| EXERCISE OBJECTIVE |
Provide an exact reproduction of every entry.

| THE INPUT |
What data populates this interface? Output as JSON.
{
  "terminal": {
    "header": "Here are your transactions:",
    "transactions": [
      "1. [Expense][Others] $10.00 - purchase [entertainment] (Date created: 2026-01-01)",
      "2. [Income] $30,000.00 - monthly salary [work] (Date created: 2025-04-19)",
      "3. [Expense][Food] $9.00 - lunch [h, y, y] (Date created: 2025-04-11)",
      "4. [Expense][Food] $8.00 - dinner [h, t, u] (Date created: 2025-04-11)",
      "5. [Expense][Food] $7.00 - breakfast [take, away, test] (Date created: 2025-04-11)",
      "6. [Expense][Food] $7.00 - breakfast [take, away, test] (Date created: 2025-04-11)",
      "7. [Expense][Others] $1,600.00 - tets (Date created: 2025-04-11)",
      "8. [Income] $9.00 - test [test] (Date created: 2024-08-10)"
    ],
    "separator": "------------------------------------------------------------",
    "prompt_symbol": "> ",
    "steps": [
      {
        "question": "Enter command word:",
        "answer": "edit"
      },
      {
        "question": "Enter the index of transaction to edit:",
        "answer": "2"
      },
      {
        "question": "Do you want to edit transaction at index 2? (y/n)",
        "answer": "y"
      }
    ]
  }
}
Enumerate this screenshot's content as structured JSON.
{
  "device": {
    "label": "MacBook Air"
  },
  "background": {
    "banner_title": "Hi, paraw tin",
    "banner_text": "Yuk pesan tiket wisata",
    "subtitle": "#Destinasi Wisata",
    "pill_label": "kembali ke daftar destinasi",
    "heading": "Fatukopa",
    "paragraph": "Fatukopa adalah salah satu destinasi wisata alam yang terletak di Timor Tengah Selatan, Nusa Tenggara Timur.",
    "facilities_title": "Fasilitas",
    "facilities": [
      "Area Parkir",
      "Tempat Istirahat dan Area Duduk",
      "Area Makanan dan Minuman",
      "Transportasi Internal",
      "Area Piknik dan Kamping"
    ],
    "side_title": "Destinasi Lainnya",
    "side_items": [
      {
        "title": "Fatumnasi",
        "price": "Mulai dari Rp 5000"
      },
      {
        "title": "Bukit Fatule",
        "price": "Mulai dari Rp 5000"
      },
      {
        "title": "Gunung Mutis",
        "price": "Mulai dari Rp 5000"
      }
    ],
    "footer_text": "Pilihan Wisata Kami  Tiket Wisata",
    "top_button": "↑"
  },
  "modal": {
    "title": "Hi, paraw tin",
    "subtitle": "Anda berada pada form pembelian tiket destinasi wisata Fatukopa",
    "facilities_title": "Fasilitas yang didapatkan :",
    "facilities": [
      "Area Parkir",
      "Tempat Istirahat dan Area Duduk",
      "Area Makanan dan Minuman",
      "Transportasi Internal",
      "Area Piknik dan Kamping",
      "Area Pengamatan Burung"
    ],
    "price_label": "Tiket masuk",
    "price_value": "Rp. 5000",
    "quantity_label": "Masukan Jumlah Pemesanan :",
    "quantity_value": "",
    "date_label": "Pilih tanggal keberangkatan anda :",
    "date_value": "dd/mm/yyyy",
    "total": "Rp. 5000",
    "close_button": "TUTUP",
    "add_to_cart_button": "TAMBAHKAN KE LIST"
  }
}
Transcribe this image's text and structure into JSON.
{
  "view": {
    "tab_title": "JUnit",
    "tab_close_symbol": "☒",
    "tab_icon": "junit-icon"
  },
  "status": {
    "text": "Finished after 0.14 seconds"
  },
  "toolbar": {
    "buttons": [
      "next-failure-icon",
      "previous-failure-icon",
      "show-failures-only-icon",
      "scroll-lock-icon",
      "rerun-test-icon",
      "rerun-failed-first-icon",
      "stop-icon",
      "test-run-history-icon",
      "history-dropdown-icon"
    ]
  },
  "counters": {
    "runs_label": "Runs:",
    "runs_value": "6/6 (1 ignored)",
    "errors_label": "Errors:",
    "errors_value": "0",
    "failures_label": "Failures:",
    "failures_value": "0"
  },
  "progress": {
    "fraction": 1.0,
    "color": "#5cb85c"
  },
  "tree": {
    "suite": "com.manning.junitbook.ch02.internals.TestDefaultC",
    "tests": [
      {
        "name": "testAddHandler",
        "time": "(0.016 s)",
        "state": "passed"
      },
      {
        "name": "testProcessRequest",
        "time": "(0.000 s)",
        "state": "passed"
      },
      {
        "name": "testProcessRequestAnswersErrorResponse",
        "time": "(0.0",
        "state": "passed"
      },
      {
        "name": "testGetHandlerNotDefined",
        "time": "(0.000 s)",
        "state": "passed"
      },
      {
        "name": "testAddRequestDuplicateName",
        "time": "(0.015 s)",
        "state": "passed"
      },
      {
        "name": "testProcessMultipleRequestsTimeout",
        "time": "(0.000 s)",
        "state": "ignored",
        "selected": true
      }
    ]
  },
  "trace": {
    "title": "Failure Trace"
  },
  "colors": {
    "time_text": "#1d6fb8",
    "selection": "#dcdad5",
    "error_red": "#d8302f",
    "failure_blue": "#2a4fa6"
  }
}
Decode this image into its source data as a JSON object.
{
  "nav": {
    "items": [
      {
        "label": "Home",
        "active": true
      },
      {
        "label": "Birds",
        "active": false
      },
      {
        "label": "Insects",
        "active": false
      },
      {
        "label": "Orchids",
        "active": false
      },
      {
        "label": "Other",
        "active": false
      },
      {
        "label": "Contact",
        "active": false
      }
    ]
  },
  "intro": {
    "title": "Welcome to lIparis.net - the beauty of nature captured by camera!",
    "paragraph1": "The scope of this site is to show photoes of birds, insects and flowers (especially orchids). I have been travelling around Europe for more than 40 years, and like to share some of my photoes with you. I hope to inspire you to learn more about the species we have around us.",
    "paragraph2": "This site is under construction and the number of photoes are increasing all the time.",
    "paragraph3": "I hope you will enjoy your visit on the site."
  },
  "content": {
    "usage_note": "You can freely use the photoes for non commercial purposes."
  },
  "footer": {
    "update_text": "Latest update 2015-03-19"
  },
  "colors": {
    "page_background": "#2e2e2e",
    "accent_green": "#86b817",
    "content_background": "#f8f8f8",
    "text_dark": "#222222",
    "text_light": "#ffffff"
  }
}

| SOLVED PROBLEM |
What data populates this interface? Output as JSON.
{
  "terminal": {
    "header": "Here are your transactions:",
    "transactions": [
      "1. [Expense][Others] $10.00 - purchase [entertainment] (Date created: 2026-01-01)",
      "2. [Income] $30,000.00 - monthly salary [work] (Date created: 2025-04-19)",
      "3. [Expense][Food] $9.00 - lunch [h, y, y] (Date created: 2025-04-11)",
      "4. [Expense][Food] $8.00 - dinner [h, t, u] (Date created: 2025-04-11)",
      "5. [Expense][Food] $7.00 - breakfast [take, away, test] (Date created: 2025-04-11)",
      "6. [Expense][Food] $7.00 - breakfast [take, away, test] (Date created: 2025-04-11)",
      "7. [Expense][Others] $1,600.00 - tets (Date created: 2025-04-11)",
      "8. [Income] $9.00 - test [test] (Date created: 2024-08-10)"
    ],
    "separator": "------------------------------------------------------------",
    "prompt_symbol": "> ",
    "steps": [
      {
        "question": "Enter command word:",
        "answer": "edit"
      },
      {
        "question": "Enter the index of transaction to edit:",
        "answer": "2"
      },
      {
        "question": "Do you want to edit transaction at index 2? (y/n)",
        "answer": "y"
      }
    ]
  }
}
Enumerate this screenshot's content as structured JSON.
{
  "device": {
    "label": "MacBook Air"
  },
  "background": {
    "banner_title": "Hi, paraw tin",
    "banner_text": "Yuk pesan tiket wisata",
    "subtitle": "#Destinasi Wisata",
    "pill_label": "kembali ke daftar destinasi",
    "heading": "Fatukopa",
    "paragraph": "Fatukopa adalah salah satu destinasi wisata alam yang terletak di Timor Tengah Selatan, Nusa Tenggara Timur.",
    "facilities_title": "Fasilitas",
    "facilities": [
      "Area Parkir",
      "Tempat Istirahat dan Area Duduk",
      "Area Makanan dan Minuman",
      "Transportasi Internal",
      "Area Piknik dan Kamping"
    ],
    "side_title": "Destinasi Lainnya",
    "side_items": [
      {
        "title": "Fatumnasi",
        "price": "Mulai dari Rp 5000"
      },
      {
        "title": "Bukit Fatule",
        "price": "Mulai dari Rp 5000"
      },
      {
        "title": "Gunung Mutis",
        "price": "Mulai dari Rp 5000"
      }
    ],
    "footer_text": "Pilihan Wisata Kami  Tiket Wisata",
    "top_button": "↑"
  },
  "modal": {
    "title": "Hi, paraw tin",
    "subtitle": "Anda berada pada form pembelian tiket destinasi wisata Fatukopa",
    "facilities_title": "Fasilitas yang didapatkan :",
    "facilities": [
      "Area Parkir",
      "Tempat Istirahat dan Area Duduk",
      "Area Makanan dan Minuman",
      "Transportasi Internal",
      "Area Piknik dan Kamping",
      "Area Pengamatan Burung"
    ],
    "price_label": "Tiket masuk",
    "price_value": "Rp. 5000",
    "quantity_label": "Masukan Jumlah Pemesanan :",
    "quantity_value": "",
    "date_label": "Pilih tanggal keberangkatan anda :",
    "date_value": "dd/mm/yyyy",
    "total": "Rp. 5000",
    "close_button": "TUTUP",
    "add_to_cart_button": "TAMBAHKAN KE LIST"
  }
}
Transcribe this image's text and structure into JSON.
{
  "view": {
    "tab_title": "JUnit",
    "tab_close_symbol": "☒",
    "tab_icon": "junit-icon"
  },
  "status": {
    "text": "Finished after 0.14 seconds"
  },
  "toolbar": {
    "buttons": [
      "next-failure-icon",
      "previous-failure-icon",
      "show-failures-only-icon",
      "scroll-lock-icon",
      "rerun-test-icon",
      "rerun-failed-first-icon",
      "stop-icon",
      "test-run-history-icon",
      "history-dropdown-icon"
    ]
  },
  "counters": {
    "runs_label": "Runs:",
    "runs_value": "6/6 (1 ignored)",
    "errors_label": "Errors:",
    "errors_value": "0",
    "failures_label": "Failures:",
    "failures_value": "0"
  },
  "progress": {
    "fraction": 1.0,
    "color": "#5cb85c"
  },
  "tree": {
    "suite": "com.manning.junitbook.ch02.internals.TestDefaultC",
    "tests": [
      {
        "name": "testAddHandler",
        "time": "(0.016 s)",
        "state": "passed"
      },
      {
        "name": "testProcessRequest",
        "time": "(0.000 s)",
        "state": "passed"
      },
      {
        "name": "testProcessRequestAnswersErrorResponse",
        "time": "(0.0",
        "state": "passed"
      },
      {
        "name": "testGetHandlerNotDefined",
        "time": "(0.000 s)",
        "state": "passed"
      },
      {
        "name": "testAddRequestDuplicateName",
        "time": "(0.015 s)",
        "state": "passed"
      },
      {
        "name": "testProcessMultipleRequestsTimeout",
        "time": "(0.000 s)",
        "state": "ignored",
        "selected": true
      }
    ]
  },
  "trace": {
    "title": "Failure Trace"
  },
  "colors": {
    "time_text": "#1d6fb8",
    "selection": "#dcdad5",
    "error_red": "#d8302f",
    "failure_blue": "#2a4fa6"
  }
}
Decode this image into its source data as a JSON object.
{
  "nav": {
    "items": [
      {
        "label": "Home",
        "active": true
      },
      {
        "label": "Birds",
        "active": false
      },
      {
        "label": "Insects",
        "active": false
      },
      {
        "label": "Orchids",
        "active": false
      },
      {
        "label": "Other",
        "active": false
      },
      {
        "label": "Contact",
        "active": false
      }
    ]
  },
  "intro": {
    "title": "Welcome to lIparis.net - the beauty of nature captured by camera!",
    "paragraph1": "The scope of this site is to show photoes of birds, insects and flowers (especially orchids). I have been travelling around Europe for more than 40 years, and like to share some of my photoes with you. I hope to inspire you to learn more about the species we have around us.",
    "paragraph2": "This site is under construction and the number of photoes are increasing all the time.",
    "paragraph3": "I hope you will enjoy your visit on the site."
  },
  "content": {
    "usage_note": "You can freely use the photoes for non commercial purposes."
  },
  "footer": {
    "update_text": "Latest update 2015-03-19"
  },
  "colors": {
    "page_background": "#2e2e2e",
    "accent_green": "#86b817",
    "content_background": "#f8f8f8",
    "text_dark": "#222222",
    "text_light": "#ffffff"
  }
}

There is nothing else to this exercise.